--- START ---

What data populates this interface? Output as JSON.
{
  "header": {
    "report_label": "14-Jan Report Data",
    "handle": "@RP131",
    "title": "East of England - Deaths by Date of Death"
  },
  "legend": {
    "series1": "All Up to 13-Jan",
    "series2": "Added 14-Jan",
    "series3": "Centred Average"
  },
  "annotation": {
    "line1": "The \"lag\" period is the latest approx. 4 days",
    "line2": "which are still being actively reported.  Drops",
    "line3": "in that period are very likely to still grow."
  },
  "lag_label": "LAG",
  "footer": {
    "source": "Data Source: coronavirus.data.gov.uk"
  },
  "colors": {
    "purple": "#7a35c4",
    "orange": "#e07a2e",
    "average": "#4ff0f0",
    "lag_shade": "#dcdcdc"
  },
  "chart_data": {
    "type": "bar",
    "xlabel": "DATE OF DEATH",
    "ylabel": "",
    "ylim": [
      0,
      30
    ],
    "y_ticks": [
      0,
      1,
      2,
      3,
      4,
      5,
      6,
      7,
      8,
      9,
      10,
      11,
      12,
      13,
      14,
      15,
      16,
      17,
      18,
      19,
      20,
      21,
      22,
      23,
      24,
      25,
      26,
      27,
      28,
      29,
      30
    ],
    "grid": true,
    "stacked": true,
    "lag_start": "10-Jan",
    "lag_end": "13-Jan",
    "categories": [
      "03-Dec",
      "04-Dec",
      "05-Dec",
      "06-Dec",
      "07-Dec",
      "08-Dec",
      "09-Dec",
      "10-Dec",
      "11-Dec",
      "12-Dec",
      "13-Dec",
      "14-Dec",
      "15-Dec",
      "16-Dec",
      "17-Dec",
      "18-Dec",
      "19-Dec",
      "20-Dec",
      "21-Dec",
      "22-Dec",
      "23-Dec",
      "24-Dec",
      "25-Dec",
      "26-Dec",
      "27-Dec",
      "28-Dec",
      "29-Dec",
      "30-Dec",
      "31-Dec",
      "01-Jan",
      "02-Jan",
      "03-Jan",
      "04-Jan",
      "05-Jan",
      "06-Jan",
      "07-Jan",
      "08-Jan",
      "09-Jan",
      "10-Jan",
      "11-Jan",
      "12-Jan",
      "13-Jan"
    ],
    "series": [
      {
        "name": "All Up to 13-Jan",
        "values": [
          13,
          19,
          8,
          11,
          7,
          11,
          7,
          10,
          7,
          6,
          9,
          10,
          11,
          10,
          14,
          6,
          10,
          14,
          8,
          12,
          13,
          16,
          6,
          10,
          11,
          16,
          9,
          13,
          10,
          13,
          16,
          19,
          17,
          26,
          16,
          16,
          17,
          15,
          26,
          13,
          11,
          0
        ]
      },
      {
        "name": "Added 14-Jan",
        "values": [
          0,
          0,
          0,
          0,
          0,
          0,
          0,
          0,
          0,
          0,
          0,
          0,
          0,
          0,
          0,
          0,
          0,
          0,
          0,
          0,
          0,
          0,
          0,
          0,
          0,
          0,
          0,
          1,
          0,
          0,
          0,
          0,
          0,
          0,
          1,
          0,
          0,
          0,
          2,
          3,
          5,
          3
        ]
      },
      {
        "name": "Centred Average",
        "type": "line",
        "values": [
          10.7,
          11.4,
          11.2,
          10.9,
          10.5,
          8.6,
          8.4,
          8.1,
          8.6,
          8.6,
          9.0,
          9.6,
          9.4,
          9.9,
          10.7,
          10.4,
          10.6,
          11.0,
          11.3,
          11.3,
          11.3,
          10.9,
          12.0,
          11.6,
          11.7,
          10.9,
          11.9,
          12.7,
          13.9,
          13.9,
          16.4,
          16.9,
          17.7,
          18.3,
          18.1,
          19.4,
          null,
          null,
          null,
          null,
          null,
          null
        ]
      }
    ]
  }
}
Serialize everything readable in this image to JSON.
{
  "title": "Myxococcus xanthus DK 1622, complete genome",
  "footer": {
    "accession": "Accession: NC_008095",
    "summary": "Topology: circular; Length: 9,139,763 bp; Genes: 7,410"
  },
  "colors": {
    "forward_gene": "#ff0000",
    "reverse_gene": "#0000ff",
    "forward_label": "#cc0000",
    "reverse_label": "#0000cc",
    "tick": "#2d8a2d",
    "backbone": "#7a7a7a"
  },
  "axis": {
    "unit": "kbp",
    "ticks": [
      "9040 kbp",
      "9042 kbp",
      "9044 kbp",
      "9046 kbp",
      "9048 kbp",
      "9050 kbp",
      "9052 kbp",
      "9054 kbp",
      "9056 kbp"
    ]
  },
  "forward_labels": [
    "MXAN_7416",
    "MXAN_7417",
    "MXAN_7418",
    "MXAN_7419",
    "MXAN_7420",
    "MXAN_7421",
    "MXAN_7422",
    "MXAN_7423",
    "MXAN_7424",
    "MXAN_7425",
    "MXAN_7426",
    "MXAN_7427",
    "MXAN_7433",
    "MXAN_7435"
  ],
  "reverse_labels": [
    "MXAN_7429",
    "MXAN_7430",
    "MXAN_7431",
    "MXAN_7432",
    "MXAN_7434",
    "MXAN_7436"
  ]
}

--- END ---

Problem: Find the string "name" in the entries above. Copy each line where it occurs.

Output for this exercise:
        "name": "All Up to 13-Jan",
        "name": "Added 14-Jan",
        "name": "Centred Average",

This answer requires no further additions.